■ **Goal of the exercise**: Reproduce every line of the data below word for word, with no changes.

[Layout element annotations]
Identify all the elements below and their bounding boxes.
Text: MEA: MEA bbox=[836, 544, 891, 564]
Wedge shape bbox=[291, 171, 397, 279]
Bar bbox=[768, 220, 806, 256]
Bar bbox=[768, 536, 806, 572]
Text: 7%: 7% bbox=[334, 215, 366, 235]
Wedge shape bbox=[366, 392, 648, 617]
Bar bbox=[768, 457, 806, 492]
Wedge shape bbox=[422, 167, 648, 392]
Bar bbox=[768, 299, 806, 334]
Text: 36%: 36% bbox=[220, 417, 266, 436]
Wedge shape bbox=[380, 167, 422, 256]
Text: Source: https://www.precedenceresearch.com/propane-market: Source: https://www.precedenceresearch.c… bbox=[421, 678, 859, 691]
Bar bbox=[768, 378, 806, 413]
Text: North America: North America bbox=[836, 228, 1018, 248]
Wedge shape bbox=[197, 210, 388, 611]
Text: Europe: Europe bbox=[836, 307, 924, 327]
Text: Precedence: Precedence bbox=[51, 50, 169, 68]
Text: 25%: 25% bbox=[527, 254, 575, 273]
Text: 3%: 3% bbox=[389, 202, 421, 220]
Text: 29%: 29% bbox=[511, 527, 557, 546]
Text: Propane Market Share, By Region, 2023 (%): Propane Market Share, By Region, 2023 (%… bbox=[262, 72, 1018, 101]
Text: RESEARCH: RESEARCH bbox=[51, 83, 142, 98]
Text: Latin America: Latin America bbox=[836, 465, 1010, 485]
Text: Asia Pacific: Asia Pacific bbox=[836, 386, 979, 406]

■ **Exercise answer**:
Identify all the elements below and their bounding boxes.
Text: MEA: MEA bbox=[836, 544, 891, 564]
Wedge shape bbox=[291, 171, 397, 279]
Bar bbox=[768, 220, 806, 256]
Bar bbox=[768, 536, 806, 572]
Text: 7%: 7% bbox=[334, 215, 366, 235]
Wedge shape bbox=[366, 392, 648, 617]
Bar bbox=[768, 457, 806, 492]
Wedge shape bbox=[422, 167, 648, 392]
Bar bbox=[768, 299, 806, 334]
Text: 36%: 36% bbox=[220, 417, 266, 436]
Wedge shape bbox=[380, 167, 422, 256]
Text: Source: https://www.precedenceresearch.com/propane-market: Source: https://www.precedenceresearch.c… bbox=[421, 678, 859, 691]
Bar bbox=[768, 378, 806, 413]
Text: North America: North America bbox=[836, 228, 1018, 248]
Wedge shape bbox=[197, 210, 388, 611]
Text: Europe: Europe bbox=[836, 307, 924, 327]
Text: Precedence: Precedence bbox=[51, 50, 169, 68]
Text: 25%: 25% bbox=[527, 254, 575, 273]
Text: 3%: 3% bbox=[389, 202, 421, 220]
Text: 29%: 29% bbox=[511, 527, 557, 546]
Text: Propane Market Share, By Region, 2023 (%): Propane Market Share, By Region, 2023 (%… bbox=[262, 72, 1018, 101]
Text: RESEARCH: RESEARCH bbox=[51, 83, 142, 98]
Text: Latin America: Latin America bbox=[836, 465, 1010, 485]
Text: Asia Pacific: Asia Pacific bbox=[836, 386, 979, 406]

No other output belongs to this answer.